+++ RECORD EXTRACTS

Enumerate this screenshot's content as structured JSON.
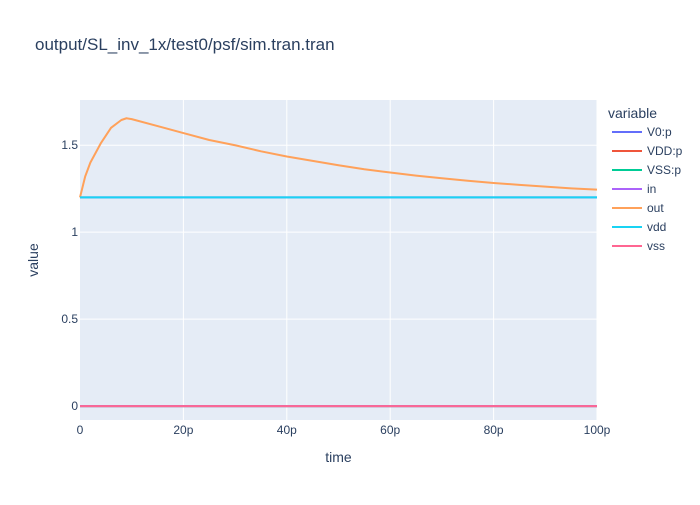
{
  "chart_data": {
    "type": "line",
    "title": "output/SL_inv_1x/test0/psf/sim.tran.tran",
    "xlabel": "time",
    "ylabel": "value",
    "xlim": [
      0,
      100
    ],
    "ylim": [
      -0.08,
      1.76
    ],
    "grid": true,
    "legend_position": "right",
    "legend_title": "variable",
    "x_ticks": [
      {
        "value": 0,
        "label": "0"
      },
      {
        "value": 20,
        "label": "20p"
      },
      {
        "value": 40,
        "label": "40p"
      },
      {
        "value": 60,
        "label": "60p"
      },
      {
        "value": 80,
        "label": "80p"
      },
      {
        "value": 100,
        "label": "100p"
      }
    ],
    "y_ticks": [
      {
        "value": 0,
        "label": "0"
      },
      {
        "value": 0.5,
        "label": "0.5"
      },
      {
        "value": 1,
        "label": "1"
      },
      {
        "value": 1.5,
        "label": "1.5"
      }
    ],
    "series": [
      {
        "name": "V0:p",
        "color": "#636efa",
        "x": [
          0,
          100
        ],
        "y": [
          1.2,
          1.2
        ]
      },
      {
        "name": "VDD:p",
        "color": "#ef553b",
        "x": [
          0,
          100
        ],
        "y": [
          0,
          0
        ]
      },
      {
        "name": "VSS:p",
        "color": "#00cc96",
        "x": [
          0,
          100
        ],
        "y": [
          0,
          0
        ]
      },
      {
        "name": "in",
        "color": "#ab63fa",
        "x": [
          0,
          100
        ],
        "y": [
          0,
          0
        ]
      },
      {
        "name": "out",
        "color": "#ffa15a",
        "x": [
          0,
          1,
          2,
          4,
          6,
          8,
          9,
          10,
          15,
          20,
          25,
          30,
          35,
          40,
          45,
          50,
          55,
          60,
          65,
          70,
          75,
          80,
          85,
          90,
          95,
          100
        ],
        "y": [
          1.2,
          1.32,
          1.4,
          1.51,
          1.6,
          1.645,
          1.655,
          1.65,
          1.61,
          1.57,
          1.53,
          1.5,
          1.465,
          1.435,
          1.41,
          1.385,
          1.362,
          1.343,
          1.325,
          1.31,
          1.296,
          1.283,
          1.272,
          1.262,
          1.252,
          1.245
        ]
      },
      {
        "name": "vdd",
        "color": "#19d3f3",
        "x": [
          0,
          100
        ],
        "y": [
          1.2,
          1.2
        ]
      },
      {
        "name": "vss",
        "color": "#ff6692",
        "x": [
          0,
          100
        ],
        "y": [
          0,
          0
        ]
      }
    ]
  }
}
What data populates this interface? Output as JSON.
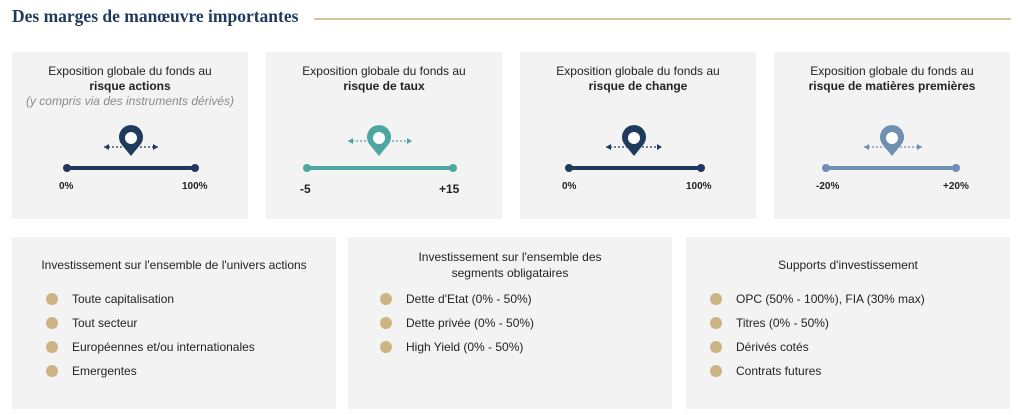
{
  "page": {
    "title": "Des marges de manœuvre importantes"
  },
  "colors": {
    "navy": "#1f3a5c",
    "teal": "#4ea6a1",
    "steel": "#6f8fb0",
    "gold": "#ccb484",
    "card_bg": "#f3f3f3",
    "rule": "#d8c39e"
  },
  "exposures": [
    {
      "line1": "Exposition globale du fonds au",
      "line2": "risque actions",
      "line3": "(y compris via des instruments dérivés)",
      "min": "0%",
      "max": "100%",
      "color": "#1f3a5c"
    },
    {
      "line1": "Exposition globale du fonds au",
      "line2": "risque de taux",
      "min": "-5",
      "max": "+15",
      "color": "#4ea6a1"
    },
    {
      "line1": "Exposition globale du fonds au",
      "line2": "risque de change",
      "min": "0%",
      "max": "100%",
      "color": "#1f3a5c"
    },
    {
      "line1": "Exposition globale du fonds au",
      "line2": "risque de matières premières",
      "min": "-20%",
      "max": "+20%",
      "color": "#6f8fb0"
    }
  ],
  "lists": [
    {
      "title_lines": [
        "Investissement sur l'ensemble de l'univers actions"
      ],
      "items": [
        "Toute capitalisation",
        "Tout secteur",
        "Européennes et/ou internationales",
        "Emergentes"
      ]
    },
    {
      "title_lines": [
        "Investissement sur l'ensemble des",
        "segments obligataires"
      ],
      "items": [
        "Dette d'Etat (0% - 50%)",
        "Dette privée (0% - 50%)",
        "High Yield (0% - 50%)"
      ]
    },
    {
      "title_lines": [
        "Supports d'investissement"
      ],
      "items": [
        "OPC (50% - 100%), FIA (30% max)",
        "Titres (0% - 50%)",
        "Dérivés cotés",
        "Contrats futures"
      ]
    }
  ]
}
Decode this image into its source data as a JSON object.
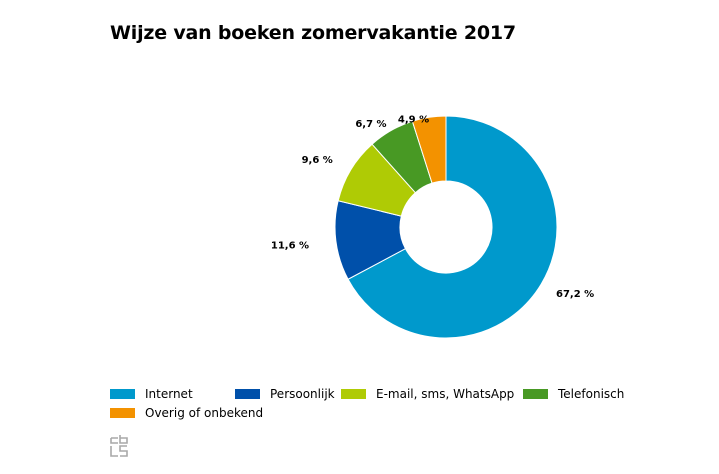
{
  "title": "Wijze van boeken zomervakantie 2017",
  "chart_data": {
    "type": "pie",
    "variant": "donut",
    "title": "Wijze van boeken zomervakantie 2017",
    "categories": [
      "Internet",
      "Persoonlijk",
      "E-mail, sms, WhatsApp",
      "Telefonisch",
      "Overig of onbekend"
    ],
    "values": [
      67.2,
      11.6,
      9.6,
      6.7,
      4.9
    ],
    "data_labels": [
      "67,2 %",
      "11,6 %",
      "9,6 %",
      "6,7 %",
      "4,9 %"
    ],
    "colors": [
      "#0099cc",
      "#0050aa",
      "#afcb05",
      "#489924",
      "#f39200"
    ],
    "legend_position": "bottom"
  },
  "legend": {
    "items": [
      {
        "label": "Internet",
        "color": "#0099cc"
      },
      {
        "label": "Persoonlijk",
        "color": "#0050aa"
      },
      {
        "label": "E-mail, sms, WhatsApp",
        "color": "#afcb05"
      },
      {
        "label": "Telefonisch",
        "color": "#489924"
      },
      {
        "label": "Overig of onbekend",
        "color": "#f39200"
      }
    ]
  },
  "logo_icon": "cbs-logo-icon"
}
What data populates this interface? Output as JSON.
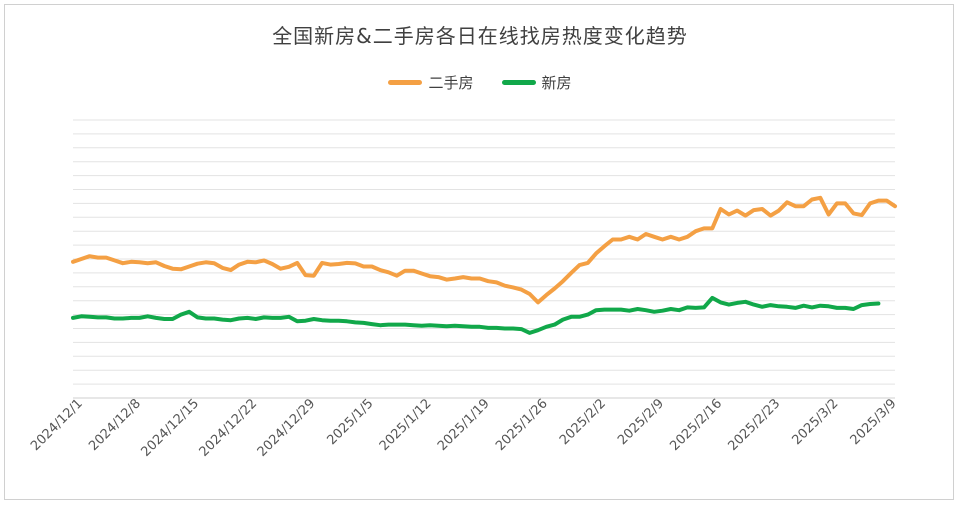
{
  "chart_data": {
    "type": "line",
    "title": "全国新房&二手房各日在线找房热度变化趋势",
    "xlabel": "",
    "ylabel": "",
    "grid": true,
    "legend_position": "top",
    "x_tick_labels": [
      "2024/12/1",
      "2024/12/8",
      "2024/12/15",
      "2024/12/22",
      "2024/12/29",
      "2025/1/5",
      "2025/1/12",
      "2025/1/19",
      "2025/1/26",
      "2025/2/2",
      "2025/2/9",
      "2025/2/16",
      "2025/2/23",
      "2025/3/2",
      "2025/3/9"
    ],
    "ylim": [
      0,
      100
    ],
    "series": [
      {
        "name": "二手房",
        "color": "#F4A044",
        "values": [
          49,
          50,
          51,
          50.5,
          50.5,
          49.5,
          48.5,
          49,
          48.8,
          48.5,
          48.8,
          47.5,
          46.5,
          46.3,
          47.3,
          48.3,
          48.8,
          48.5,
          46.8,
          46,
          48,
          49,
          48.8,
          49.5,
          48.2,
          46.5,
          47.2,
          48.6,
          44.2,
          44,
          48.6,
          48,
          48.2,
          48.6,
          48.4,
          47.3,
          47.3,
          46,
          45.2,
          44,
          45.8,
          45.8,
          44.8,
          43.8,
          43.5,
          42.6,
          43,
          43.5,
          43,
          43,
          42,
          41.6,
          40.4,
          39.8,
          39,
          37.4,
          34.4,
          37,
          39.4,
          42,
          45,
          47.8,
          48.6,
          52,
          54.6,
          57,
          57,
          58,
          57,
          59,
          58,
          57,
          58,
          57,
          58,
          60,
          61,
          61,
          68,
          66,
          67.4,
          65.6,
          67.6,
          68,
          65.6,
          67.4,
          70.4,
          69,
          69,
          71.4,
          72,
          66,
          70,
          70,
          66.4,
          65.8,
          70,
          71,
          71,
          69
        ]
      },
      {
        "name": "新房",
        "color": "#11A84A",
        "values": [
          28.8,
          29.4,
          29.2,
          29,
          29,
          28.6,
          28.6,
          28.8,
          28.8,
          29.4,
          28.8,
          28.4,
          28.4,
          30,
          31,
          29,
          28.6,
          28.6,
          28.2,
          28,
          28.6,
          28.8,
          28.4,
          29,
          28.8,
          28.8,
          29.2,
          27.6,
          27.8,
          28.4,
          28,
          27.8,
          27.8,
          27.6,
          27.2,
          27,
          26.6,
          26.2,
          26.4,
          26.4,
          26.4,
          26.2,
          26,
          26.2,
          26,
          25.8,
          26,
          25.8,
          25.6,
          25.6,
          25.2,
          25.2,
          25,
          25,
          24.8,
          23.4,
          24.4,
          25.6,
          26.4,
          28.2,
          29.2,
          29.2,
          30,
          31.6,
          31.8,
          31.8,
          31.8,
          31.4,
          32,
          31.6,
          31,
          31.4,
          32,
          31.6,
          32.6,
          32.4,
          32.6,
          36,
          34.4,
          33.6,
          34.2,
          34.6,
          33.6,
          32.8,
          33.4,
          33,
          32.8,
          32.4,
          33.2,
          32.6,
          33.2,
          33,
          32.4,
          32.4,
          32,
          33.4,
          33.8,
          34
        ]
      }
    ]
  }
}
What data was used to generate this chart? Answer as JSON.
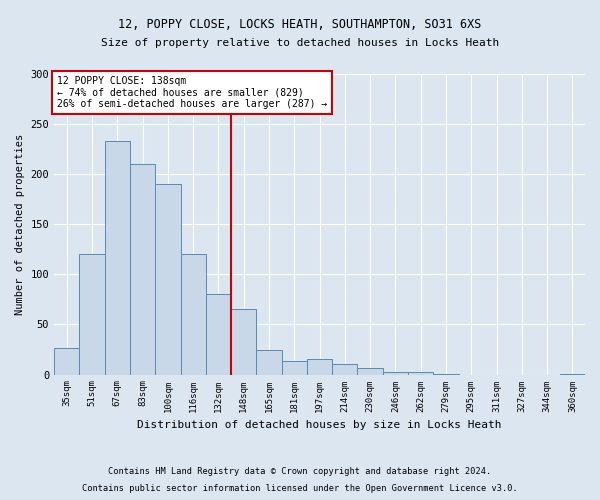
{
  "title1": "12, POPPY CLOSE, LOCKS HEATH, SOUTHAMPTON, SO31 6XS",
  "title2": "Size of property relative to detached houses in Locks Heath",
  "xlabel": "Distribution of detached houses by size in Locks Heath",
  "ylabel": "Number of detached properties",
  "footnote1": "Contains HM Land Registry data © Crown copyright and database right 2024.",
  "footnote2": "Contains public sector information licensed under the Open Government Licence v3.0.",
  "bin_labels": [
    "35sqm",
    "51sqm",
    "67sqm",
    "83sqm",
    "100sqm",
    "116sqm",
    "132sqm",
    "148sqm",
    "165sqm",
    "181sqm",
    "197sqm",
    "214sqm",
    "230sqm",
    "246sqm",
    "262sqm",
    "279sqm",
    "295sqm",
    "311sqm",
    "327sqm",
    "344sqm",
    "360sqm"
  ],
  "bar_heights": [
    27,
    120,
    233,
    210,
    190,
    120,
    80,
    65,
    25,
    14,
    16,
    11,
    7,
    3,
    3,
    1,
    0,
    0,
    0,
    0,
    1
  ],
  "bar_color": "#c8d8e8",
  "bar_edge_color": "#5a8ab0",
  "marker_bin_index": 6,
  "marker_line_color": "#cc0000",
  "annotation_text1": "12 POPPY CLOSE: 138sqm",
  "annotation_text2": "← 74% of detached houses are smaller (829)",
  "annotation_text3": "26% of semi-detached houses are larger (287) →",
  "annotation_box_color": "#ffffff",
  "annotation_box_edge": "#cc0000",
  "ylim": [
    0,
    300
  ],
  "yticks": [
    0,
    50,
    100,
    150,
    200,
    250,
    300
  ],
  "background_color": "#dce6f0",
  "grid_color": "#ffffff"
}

++++++

:: PROBLEM DESCRIPTION ::
Pull out all lines containing "onbekend".

:: THE REPLY ::
      "Overig of onbekend"
        "label": "Overig of onbekend",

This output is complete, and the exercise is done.